TASK DIRECTIONS: Return each line that holds the word "text".

SUPPLIED RECORDS:
────────────────────────────────────────

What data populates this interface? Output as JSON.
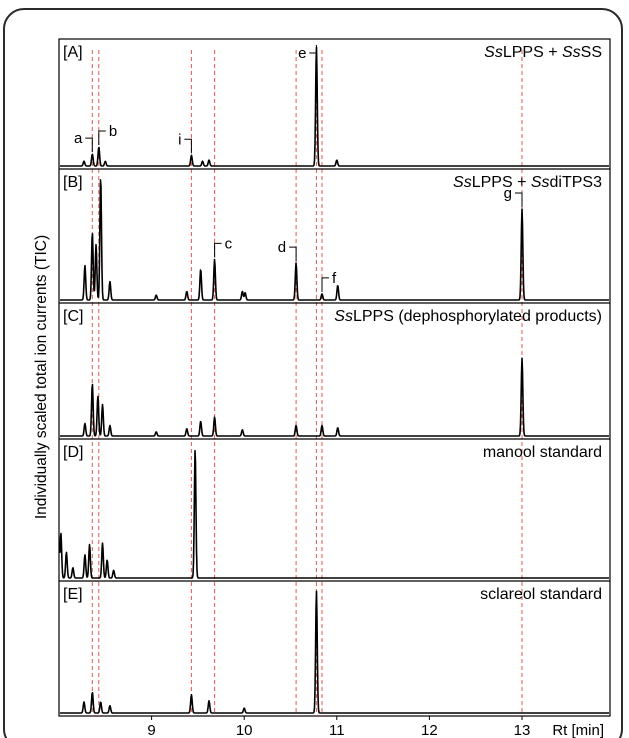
{
  "chart_data": {
    "type": "line",
    "ylabel": "Individually scaled total ion currents (TIC)",
    "xlabel": "Rt [min]",
    "xlim": [
      8.0,
      13.95
    ],
    "x_ticks": [
      9,
      10,
      11,
      12,
      13
    ],
    "reference_lines_rt": [
      8.36,
      8.43,
      9.43,
      9.68,
      10.56,
      10.78,
      10.84,
      13.0
    ],
    "panels": [
      {
        "id": "[A]",
        "caption": [
          "Ss",
          "LPPS + ",
          "Ss",
          "SS"
        ],
        "peaks": [
          {
            "rt": 8.27,
            "h": 0.04
          },
          {
            "rt": 8.36,
            "h": 0.1
          },
          {
            "rt": 8.43,
            "h": 0.16
          },
          {
            "rt": 8.5,
            "h": 0.04
          },
          {
            "rt": 9.43,
            "h": 0.09
          },
          {
            "rt": 9.55,
            "h": 0.04
          },
          {
            "rt": 9.62,
            "h": 0.05
          },
          {
            "rt": 10.78,
            "h": 1.0
          },
          {
            "rt": 11.0,
            "h": 0.05
          }
        ],
        "labels": [
          {
            "text": "a",
            "rt": 8.36
          },
          {
            "text": "b",
            "rt": 8.43
          },
          {
            "text": "i",
            "rt": 9.43
          },
          {
            "text": "e",
            "rt": 10.78
          }
        ]
      },
      {
        "id": "[B]",
        "caption": [
          "Ss",
          "LPPS + ",
          "Ss",
          "diTPS3"
        ],
        "peaks": [
          {
            "rt": 8.28,
            "h": 0.28
          },
          {
            "rt": 8.36,
            "h": 0.55
          },
          {
            "rt": 8.4,
            "h": 0.45
          },
          {
            "rt": 8.45,
            "h": 1.0
          },
          {
            "rt": 8.55,
            "h": 0.15
          },
          {
            "rt": 9.05,
            "h": 0.04
          },
          {
            "rt": 9.38,
            "h": 0.07
          },
          {
            "rt": 9.53,
            "h": 0.25
          },
          {
            "rt": 9.68,
            "h": 0.33
          },
          {
            "rt": 9.98,
            "h": 0.07
          },
          {
            "rt": 10.01,
            "h": 0.06
          },
          {
            "rt": 10.56,
            "h": 0.3
          },
          {
            "rt": 10.84,
            "h": 0.05
          },
          {
            "rt": 11.01,
            "h": 0.12
          },
          {
            "rt": 13.0,
            "h": 0.74
          }
        ],
        "labels": [
          {
            "text": "c",
            "rt": 9.68
          },
          {
            "text": "d",
            "rt": 10.56
          },
          {
            "text": "f",
            "rt": 10.84
          },
          {
            "text": "g",
            "rt": 13.0
          }
        ]
      },
      {
        "id": "[C]",
        "caption": [
          "Ss",
          "LPPS (dephosphorylated products)"
        ],
        "peaks": [
          {
            "rt": 8.28,
            "h": 0.12
          },
          {
            "rt": 8.36,
            "h": 0.5
          },
          {
            "rt": 8.42,
            "h": 0.38
          },
          {
            "rt": 8.47,
            "h": 0.3
          },
          {
            "rt": 8.55,
            "h": 0.1
          },
          {
            "rt": 9.05,
            "h": 0.04
          },
          {
            "rt": 9.38,
            "h": 0.07
          },
          {
            "rt": 9.53,
            "h": 0.14
          },
          {
            "rt": 9.68,
            "h": 0.18
          },
          {
            "rt": 9.98,
            "h": 0.06
          },
          {
            "rt": 10.56,
            "h": 0.1
          },
          {
            "rt": 10.84,
            "h": 0.1
          },
          {
            "rt": 11.01,
            "h": 0.08
          },
          {
            "rt": 13.0,
            "h": 0.74
          }
        ],
        "labels": []
      },
      {
        "id": "[D]",
        "caption": [
          "manool standard"
        ],
        "peaks": [
          {
            "rt": 8.02,
            "h": 0.35
          },
          {
            "rt": 8.08,
            "h": 0.2
          },
          {
            "rt": 8.15,
            "h": 0.08
          },
          {
            "rt": 8.28,
            "h": 0.18
          },
          {
            "rt": 8.33,
            "h": 0.26
          },
          {
            "rt": 8.47,
            "h": 0.27
          },
          {
            "rt": 8.52,
            "h": 0.14
          },
          {
            "rt": 8.59,
            "h": 0.06
          },
          {
            "rt": 9.47,
            "h": 1.0
          }
        ],
        "labels": []
      },
      {
        "id": "[E]",
        "caption": [
          "sclareol standard"
        ],
        "peaks": [
          {
            "rt": 8.27,
            "h": 0.09
          },
          {
            "rt": 8.36,
            "h": 0.17
          },
          {
            "rt": 8.45,
            "h": 0.09
          },
          {
            "rt": 8.55,
            "h": 0.06
          },
          {
            "rt": 9.43,
            "h": 0.15
          },
          {
            "rt": 9.62,
            "h": 0.1
          },
          {
            "rt": 10.0,
            "h": 0.04
          },
          {
            "rt": 10.78,
            "h": 1.0
          }
        ],
        "labels": []
      }
    ]
  }
}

────────────────────────────────────────

THE COMPLETED TASK:
            "text": "a",
            "text": "b",
            "text": "i",
            "text": "e",
            "text": "c",
            "text": "d",
            "text": "f",
            "text": "g",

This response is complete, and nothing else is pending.